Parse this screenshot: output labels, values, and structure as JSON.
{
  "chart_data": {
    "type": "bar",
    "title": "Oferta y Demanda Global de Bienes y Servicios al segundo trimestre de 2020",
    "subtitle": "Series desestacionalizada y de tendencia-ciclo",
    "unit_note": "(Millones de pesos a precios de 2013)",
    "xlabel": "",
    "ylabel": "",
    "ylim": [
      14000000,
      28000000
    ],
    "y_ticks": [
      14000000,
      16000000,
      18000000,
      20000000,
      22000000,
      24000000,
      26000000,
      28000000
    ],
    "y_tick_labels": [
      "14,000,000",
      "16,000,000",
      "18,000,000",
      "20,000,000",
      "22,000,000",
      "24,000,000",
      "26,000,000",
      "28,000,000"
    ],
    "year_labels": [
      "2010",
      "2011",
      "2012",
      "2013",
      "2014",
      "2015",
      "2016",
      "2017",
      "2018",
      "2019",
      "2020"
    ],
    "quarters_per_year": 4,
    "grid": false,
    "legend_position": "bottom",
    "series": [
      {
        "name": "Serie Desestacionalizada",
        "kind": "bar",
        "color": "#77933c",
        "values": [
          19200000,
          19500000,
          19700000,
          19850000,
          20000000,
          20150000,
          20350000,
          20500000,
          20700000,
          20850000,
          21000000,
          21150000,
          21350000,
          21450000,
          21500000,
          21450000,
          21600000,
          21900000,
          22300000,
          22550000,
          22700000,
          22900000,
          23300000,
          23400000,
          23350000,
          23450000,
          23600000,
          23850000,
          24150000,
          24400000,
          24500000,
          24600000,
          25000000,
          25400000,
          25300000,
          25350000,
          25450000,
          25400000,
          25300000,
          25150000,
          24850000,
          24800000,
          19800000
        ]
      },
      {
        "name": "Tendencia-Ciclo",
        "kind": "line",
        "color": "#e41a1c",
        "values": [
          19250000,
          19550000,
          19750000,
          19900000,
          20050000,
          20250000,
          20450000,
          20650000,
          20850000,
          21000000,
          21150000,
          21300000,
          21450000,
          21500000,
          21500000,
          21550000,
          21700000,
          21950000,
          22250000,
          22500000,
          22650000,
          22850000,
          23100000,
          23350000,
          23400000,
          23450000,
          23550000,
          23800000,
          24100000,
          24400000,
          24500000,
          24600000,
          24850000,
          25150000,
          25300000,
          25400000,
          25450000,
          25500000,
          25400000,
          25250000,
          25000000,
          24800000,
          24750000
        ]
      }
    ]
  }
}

*Your task*
From the first line to the last, please quote the material above exactly.

*Expected answer*
Parse this screenshot: output labels, values, and structure as JSON.
{
  "chart_data": {
    "type": "bar",
    "title": "Oferta y Demanda Global de Bienes y Servicios al segundo trimestre de 2020",
    "subtitle": "Series desestacionalizada y de tendencia-ciclo",
    "unit_note": "(Millones de pesos a precios de 2013)",
    "xlabel": "",
    "ylabel": "",
    "ylim": [
      14000000,
      28000000
    ],
    "y_ticks": [
      14000000,
      16000000,
      18000000,
      20000000,
      22000000,
      24000000,
      26000000,
      28000000
    ],
    "y_tick_labels": [
      "14,000,000",
      "16,000,000",
      "18,000,000",
      "20,000,000",
      "22,000,000",
      "24,000,000",
      "26,000,000",
      "28,000,000"
    ],
    "year_labels": [
      "2010",
      "2011",
      "2012",
      "2013",
      "2014",
      "2015",
      "2016",
      "2017",
      "2018",
      "2019",
      "2020"
    ],
    "quarters_per_year": 4,
    "grid": false,
    "legend_position": "bottom",
    "series": [
      {
        "name": "Serie Desestacionalizada",
        "kind": "bar",
        "color": "#77933c",
        "values": [
          19200000,
          19500000,
          19700000,
          19850000,
          20000000,
          20150000,
          20350000,
          20500000,
          20700000,
          20850000,
          21000000,
          21150000,
          21350000,
          21450000,
          21500000,
          21450000,
          21600000,
          21900000,
          22300000,
          22550000,
          22700000,
          22900000,
          23300000,
          23400000,
          23350000,
          23450000,
          23600000,
          23850000,
          24150000,
          24400000,
          24500000,
          24600000,
          25000000,
          25400000,
          25300000,
          25350000,
          25450000,
          25400000,
          25300000,
          25150000,
          24850000,
          24800000,
          19800000
        ]
      },
      {
        "name": "Tendencia-Ciclo",
        "kind": "line",
        "color": "#e41a1c",
        "values": [
          19250000,
          19550000,
          19750000,
          19900000,
          20050000,
          20250000,
          20450000,
          20650000,
          20850000,
          21000000,
          21150000,
          21300000,
          21450000,
          21500000,
          21500000,
          21550000,
          21700000,
          21950000,
          22250000,
          22500000,
          22650000,
          22850000,
          23100000,
          23350000,
          23400000,
          23450000,
          23550000,
          23800000,
          24100000,
          24400000,
          24500000,
          24600000,
          24850000,
          25150000,
          25300000,
          25400000,
          25450000,
          25500000,
          25400000,
          25250000,
          25000000,
          24800000,
          24750000
        ]
      }
    ]
  }
}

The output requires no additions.